:: RECORD EXTRACTS ::
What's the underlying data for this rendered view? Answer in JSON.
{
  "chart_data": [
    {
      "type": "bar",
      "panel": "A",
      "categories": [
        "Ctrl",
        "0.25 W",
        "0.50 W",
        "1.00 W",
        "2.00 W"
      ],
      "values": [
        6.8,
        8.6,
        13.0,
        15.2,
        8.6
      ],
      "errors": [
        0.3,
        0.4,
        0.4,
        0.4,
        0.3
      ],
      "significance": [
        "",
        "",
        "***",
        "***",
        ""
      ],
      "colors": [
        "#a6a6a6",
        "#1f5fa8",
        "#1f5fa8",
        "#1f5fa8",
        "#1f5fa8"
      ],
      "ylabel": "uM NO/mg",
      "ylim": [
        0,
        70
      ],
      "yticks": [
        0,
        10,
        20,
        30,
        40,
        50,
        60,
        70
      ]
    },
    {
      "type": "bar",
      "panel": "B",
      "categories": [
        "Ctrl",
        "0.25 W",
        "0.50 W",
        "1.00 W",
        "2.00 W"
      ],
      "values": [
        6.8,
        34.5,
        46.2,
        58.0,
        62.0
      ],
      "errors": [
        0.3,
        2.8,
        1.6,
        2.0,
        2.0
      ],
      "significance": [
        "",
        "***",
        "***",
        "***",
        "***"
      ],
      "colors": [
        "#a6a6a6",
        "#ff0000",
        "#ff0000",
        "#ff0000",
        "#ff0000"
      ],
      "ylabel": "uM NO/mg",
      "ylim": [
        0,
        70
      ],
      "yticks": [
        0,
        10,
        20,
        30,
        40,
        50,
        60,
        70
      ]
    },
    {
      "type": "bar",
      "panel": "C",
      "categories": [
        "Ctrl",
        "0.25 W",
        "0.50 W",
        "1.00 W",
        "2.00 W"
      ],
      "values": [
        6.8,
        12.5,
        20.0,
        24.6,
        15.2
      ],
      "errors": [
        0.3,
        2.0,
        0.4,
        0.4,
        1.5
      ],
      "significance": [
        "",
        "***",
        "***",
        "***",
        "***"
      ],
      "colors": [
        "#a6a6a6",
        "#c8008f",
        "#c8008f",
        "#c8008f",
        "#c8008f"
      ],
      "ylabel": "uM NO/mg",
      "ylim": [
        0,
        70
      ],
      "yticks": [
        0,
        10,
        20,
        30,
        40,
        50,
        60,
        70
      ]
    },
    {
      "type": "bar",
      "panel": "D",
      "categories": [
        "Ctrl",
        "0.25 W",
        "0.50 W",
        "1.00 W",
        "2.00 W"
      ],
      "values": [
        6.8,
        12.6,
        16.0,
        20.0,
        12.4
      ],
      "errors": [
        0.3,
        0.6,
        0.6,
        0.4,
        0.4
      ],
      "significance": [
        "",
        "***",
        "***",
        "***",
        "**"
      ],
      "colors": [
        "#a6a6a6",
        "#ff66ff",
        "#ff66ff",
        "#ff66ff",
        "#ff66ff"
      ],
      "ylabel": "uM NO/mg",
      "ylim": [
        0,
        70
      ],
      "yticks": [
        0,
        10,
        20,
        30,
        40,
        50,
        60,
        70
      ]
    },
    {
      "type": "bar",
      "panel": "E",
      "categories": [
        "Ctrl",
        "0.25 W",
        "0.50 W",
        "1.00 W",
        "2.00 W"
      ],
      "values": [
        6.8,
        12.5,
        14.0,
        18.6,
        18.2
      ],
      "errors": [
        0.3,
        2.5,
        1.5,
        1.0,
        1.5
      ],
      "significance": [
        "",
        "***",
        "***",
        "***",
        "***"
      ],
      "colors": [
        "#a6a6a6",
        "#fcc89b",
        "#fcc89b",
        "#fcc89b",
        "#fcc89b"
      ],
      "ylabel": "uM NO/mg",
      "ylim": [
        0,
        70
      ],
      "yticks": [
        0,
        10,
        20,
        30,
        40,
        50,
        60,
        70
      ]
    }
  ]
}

:: TASK BRIEF ::
Extract the full listing above without alteration.

:: SOLUTION TO THE PROBLEM ::
What's the underlying data for this rendered view? Answer in JSON.
{
  "chart_data": [
    {
      "type": "bar",
      "panel": "A",
      "categories": [
        "Ctrl",
        "0.25 W",
        "0.50 W",
        "1.00 W",
        "2.00 W"
      ],
      "values": [
        6.8,
        8.6,
        13.0,
        15.2,
        8.6
      ],
      "errors": [
        0.3,
        0.4,
        0.4,
        0.4,
        0.3
      ],
      "significance": [
        "",
        "",
        "***",
        "***",
        ""
      ],
      "colors": [
        "#a6a6a6",
        "#1f5fa8",
        "#1f5fa8",
        "#1f5fa8",
        "#1f5fa8"
      ],
      "ylabel": "uM NO/mg",
      "ylim": [
        0,
        70
      ],
      "yticks": [
        0,
        10,
        20,
        30,
        40,
        50,
        60,
        70
      ]
    },
    {
      "type": "bar",
      "panel": "B",
      "categories": [
        "Ctrl",
        "0.25 W",
        "0.50 W",
        "1.00 W",
        "2.00 W"
      ],
      "values": [
        6.8,
        34.5,
        46.2,
        58.0,
        62.0
      ],
      "errors": [
        0.3,
        2.8,
        1.6,
        2.0,
        2.0
      ],
      "significance": [
        "",
        "***",
        "***",
        "***",
        "***"
      ],
      "colors": [
        "#a6a6a6",
        "#ff0000",
        "#ff0000",
        "#ff0000",
        "#ff0000"
      ],
      "ylabel": "uM NO/mg",
      "ylim": [
        0,
        70
      ],
      "yticks": [
        0,
        10,
        20,
        30,
        40,
        50,
        60,
        70
      ]
    },
    {
      "type": "bar",
      "panel": "C",
      "categories": [
        "Ctrl",
        "0.25 W",
        "0.50 W",
        "1.00 W",
        "2.00 W"
      ],
      "values": [
        6.8,
        12.5,
        20.0,
        24.6,
        15.2
      ],
      "errors": [
        0.3,
        2.0,
        0.4,
        0.4,
        1.5
      ],
      "significance": [
        "",
        "***",
        "***",
        "***",
        "***"
      ],
      "colors": [
        "#a6a6a6",
        "#c8008f",
        "#c8008f",
        "#c8008f",
        "#c8008f"
      ],
      "ylabel": "uM NO/mg",
      "ylim": [
        0,
        70
      ],
      "yticks": [
        0,
        10,
        20,
        30,
        40,
        50,
        60,
        70
      ]
    },
    {
      "type": "bar",
      "panel": "D",
      "categories": [
        "Ctrl",
        "0.25 W",
        "0.50 W",
        "1.00 W",
        "2.00 W"
      ],
      "values": [
        6.8,
        12.6,
        16.0,
        20.0,
        12.4
      ],
      "errors": [
        0.3,
        0.6,
        0.6,
        0.4,
        0.4
      ],
      "significance": [
        "",
        "***",
        "***",
        "***",
        "**"
      ],
      "colors": [
        "#a6a6a6",
        "#ff66ff",
        "#ff66ff",
        "#ff66ff",
        "#ff66ff"
      ],
      "ylabel": "uM NO/mg",
      "ylim": [
        0,
        70
      ],
      "yticks": [
        0,
        10,
        20,
        30,
        40,
        50,
        60,
        70
      ]
    },
    {
      "type": "bar",
      "panel": "E",
      "categories": [
        "Ctrl",
        "0.25 W",
        "0.50 W",
        "1.00 W",
        "2.00 W"
      ],
      "values": [
        6.8,
        12.5,
        14.0,
        18.6,
        18.2
      ],
      "errors": [
        0.3,
        2.5,
        1.5,
        1.0,
        1.5
      ],
      "significance": [
        "",
        "***",
        "***",
        "***",
        "***"
      ],
      "colors": [
        "#a6a6a6",
        "#fcc89b",
        "#fcc89b",
        "#fcc89b",
        "#fcc89b"
      ],
      "ylabel": "uM NO/mg",
      "ylim": [
        0,
        70
      ],
      "yticks": [
        0,
        10,
        20,
        30,
        40,
        50,
        60,
        70
      ]
    }
  ]
}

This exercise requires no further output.